EXERCISE DESCRIPTION:
Search the data for the word "платежа". Reproduce every line where it is found.
━━ MATERIAL FOR THIS TASK ━━
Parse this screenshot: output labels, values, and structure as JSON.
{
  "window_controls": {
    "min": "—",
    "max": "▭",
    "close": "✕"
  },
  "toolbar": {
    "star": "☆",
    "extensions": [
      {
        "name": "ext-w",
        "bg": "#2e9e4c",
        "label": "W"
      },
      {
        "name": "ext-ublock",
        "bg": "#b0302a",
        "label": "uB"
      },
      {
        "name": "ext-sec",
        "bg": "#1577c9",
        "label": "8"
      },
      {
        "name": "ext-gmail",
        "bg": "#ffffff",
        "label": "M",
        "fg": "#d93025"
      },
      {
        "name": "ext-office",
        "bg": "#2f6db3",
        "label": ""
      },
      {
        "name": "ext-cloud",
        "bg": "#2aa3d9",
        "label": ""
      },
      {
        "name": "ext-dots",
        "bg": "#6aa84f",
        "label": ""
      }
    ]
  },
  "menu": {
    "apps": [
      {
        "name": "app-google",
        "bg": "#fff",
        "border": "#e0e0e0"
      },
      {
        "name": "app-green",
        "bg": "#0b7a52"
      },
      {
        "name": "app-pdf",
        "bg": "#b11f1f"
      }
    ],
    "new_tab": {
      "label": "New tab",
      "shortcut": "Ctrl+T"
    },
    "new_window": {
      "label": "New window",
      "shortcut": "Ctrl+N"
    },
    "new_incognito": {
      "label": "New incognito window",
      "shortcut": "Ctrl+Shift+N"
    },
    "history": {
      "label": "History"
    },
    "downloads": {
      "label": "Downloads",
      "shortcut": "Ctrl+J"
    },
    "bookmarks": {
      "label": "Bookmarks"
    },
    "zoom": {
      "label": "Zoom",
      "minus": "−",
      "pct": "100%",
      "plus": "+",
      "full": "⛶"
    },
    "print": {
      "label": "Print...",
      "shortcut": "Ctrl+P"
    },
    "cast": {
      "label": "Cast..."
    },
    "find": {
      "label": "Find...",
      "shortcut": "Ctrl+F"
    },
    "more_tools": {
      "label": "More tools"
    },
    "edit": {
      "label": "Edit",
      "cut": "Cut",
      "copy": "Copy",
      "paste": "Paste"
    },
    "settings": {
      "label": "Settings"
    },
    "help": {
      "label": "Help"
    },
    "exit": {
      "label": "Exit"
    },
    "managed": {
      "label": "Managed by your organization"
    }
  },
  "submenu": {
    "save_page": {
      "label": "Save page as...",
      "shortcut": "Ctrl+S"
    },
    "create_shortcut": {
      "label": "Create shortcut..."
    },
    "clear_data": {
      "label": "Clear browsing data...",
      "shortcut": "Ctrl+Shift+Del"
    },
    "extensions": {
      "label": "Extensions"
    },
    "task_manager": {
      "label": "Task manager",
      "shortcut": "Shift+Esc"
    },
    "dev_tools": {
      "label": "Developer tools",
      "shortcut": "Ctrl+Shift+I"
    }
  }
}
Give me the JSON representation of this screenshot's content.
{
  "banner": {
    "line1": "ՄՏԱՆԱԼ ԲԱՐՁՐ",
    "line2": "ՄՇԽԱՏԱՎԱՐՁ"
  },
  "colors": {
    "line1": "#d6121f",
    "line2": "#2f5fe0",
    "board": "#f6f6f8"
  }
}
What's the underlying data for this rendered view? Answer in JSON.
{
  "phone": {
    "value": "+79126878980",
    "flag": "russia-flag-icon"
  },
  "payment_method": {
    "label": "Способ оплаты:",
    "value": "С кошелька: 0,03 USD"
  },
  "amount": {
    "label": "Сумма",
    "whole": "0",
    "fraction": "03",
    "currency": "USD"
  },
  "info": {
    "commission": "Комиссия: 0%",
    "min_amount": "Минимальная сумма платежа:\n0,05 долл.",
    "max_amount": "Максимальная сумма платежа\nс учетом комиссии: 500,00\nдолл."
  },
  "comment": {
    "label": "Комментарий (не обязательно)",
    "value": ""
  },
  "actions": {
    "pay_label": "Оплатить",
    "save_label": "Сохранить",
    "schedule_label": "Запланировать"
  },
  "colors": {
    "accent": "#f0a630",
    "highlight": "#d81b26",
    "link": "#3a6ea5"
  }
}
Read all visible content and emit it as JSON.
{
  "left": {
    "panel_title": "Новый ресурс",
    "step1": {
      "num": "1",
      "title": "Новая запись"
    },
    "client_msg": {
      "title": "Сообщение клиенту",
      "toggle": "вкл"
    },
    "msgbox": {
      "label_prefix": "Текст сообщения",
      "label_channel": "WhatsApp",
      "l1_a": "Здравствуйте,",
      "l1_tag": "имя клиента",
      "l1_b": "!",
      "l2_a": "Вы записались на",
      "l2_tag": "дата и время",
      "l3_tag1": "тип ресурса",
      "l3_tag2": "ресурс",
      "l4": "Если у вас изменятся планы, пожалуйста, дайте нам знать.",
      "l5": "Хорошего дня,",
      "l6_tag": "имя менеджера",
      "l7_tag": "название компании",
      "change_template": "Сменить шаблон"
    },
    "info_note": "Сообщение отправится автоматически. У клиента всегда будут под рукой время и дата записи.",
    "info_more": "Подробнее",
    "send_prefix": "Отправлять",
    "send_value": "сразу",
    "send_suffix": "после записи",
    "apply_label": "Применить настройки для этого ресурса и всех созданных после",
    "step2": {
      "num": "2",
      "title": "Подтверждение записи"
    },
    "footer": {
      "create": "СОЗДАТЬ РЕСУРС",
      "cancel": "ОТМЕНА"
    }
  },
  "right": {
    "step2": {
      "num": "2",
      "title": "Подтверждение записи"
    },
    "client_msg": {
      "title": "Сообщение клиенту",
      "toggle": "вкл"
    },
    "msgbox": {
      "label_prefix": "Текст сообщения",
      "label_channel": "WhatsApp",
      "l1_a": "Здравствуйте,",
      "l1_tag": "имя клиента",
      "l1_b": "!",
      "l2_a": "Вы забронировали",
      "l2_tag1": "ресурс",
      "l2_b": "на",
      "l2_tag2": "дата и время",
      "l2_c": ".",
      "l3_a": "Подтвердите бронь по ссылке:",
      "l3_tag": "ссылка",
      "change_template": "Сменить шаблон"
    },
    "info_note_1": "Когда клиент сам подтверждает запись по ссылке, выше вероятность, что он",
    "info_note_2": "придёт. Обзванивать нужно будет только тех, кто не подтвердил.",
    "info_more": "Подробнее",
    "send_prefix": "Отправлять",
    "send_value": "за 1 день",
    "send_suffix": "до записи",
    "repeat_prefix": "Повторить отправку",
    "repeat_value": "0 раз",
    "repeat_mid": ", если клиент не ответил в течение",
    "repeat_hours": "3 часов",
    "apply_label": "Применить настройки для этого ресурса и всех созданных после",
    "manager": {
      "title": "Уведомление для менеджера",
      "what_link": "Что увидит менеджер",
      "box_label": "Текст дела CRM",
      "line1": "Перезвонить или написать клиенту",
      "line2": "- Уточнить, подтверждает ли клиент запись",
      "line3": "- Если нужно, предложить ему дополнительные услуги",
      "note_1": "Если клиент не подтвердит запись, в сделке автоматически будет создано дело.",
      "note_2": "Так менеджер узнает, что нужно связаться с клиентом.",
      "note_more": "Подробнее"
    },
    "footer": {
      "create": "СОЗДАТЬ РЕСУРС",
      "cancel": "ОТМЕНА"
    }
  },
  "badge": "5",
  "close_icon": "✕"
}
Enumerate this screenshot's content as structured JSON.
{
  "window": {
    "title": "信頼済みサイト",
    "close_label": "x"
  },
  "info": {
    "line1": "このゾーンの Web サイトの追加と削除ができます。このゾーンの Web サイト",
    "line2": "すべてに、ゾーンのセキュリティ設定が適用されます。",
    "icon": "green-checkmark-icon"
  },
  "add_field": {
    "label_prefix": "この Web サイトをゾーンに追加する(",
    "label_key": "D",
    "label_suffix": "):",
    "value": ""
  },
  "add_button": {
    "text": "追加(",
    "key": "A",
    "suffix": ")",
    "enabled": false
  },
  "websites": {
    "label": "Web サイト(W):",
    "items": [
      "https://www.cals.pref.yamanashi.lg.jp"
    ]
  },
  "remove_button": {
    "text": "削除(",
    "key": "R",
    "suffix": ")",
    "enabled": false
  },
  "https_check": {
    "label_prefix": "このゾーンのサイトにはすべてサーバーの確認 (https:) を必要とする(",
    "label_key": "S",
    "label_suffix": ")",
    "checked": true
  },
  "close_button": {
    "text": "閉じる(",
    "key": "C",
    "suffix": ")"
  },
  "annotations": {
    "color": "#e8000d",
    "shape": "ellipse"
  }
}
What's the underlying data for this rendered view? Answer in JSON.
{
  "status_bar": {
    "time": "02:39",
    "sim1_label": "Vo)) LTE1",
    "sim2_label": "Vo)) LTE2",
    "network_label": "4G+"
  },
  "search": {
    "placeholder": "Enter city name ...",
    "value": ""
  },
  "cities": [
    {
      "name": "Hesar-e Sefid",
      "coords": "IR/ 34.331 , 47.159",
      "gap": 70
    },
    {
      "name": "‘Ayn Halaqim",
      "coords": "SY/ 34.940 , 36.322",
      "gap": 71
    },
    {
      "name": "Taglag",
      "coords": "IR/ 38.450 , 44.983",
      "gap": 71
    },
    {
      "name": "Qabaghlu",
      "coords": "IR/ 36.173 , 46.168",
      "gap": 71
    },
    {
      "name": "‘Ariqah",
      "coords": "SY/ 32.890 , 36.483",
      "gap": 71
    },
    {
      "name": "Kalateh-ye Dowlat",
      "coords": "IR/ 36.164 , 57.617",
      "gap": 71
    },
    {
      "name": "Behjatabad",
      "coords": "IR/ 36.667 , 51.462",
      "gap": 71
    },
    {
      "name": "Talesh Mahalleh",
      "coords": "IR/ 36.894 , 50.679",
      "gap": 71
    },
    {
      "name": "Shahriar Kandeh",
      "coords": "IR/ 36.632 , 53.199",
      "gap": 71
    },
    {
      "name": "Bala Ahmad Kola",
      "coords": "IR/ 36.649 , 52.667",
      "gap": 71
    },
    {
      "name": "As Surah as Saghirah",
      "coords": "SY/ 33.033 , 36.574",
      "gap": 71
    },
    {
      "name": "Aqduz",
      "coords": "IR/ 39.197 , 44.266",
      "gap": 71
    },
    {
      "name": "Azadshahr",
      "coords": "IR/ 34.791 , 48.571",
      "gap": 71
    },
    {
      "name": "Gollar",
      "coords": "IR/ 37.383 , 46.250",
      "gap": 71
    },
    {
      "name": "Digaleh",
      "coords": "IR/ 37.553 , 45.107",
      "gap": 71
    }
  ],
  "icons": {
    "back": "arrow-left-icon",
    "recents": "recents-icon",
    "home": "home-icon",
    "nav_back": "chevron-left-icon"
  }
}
━━━
FULL OUTPUT:
    "min_amount": "Минимальная сумма платежа:\n0,05 долл.",
    "max_amount": "Максимальная сумма платежа\nс учетом комиссии: 500,00\nдолл."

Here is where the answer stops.